__Aim__. In the entries, find all lines that hold the word "source" and copy them.

__Dataset extract__.
━━━━━━━━━━━━━━━━

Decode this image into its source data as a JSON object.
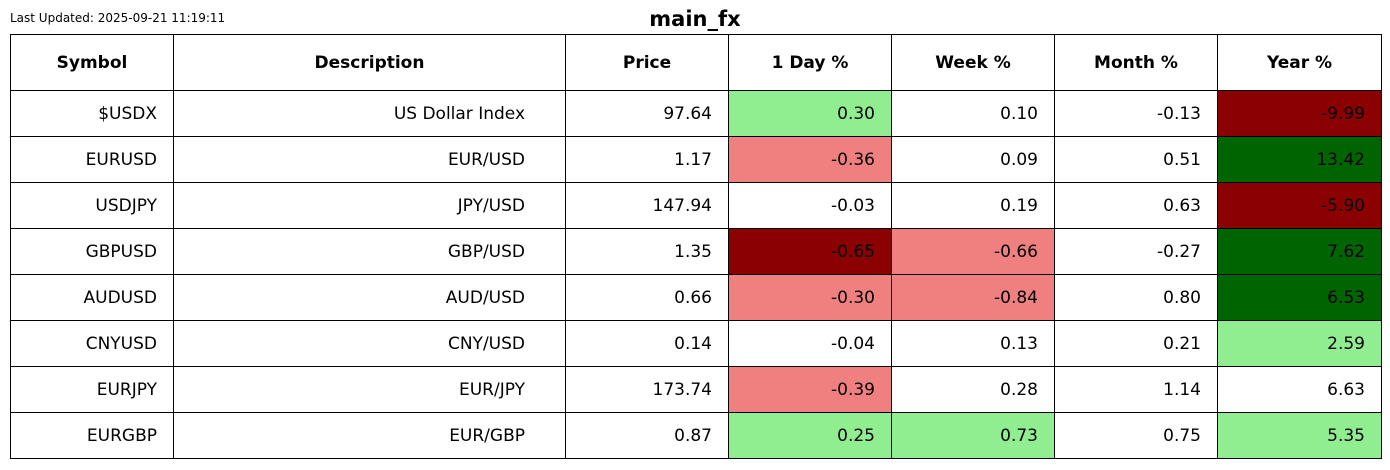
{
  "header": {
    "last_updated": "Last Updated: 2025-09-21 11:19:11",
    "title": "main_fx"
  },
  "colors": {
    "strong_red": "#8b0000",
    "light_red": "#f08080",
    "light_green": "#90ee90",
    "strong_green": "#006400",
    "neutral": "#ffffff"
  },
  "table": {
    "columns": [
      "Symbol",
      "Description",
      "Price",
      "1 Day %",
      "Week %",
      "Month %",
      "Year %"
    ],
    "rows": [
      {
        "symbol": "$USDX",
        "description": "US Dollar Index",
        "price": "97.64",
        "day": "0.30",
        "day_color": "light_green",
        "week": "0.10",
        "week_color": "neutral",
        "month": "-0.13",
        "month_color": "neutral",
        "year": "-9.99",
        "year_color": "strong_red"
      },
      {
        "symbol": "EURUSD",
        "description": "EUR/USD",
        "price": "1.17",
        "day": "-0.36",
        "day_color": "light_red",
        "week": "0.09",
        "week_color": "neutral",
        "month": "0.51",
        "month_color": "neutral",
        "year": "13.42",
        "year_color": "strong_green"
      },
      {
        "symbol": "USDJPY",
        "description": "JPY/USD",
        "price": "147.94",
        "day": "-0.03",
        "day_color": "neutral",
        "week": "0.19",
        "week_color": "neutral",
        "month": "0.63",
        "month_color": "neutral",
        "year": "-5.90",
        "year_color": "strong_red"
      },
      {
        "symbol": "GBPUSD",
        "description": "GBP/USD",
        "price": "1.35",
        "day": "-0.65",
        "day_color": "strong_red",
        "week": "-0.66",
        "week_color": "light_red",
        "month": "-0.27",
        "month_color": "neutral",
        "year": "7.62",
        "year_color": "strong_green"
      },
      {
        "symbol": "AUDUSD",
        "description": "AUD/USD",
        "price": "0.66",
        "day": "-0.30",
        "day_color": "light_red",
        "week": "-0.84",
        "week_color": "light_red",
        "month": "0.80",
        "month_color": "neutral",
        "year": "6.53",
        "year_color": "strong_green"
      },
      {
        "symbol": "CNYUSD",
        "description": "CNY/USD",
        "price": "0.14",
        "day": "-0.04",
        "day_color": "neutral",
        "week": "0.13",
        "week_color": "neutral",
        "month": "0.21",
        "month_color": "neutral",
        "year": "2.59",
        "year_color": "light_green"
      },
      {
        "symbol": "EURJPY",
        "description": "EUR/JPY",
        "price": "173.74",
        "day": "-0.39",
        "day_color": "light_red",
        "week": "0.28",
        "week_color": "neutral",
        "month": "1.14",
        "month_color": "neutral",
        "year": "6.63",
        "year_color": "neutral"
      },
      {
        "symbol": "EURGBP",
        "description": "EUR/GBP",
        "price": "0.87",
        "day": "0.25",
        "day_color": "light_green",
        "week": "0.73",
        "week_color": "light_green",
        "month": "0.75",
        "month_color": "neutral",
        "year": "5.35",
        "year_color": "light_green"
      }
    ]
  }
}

━━━━━━━━━━━━━━━━

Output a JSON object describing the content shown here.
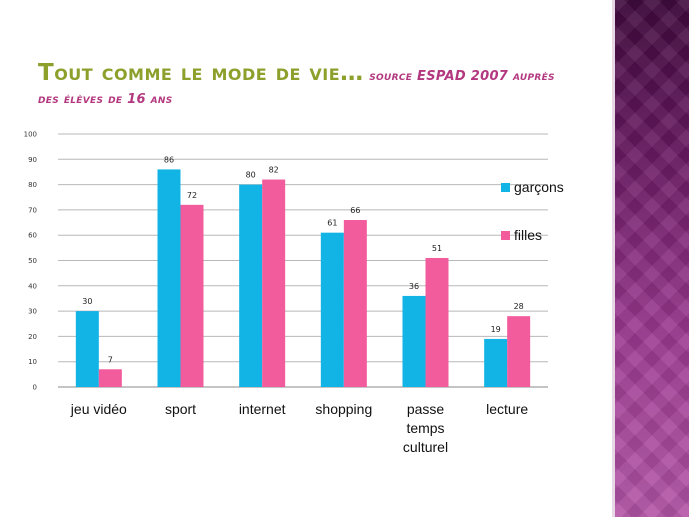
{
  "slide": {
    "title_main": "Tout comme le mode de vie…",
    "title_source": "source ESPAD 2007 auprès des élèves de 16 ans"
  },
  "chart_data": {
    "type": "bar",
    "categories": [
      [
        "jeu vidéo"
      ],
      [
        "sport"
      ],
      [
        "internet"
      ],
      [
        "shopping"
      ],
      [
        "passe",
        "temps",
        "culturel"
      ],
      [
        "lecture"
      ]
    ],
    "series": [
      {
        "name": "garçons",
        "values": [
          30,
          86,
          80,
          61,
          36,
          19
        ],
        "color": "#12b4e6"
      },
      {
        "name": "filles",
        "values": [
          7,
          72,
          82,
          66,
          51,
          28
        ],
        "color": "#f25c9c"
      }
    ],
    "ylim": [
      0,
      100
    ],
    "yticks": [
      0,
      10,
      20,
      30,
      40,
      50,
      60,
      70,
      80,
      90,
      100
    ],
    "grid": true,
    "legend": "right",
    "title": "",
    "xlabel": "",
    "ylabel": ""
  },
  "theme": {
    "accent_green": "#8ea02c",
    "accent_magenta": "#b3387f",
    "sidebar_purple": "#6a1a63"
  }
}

━━━━━━━━━━━━━━━━

__Response__.
Decode this image into its source data as a JSON object.
    "title_source": "source ESPAD 2007 auprès des élèves de 16 ans"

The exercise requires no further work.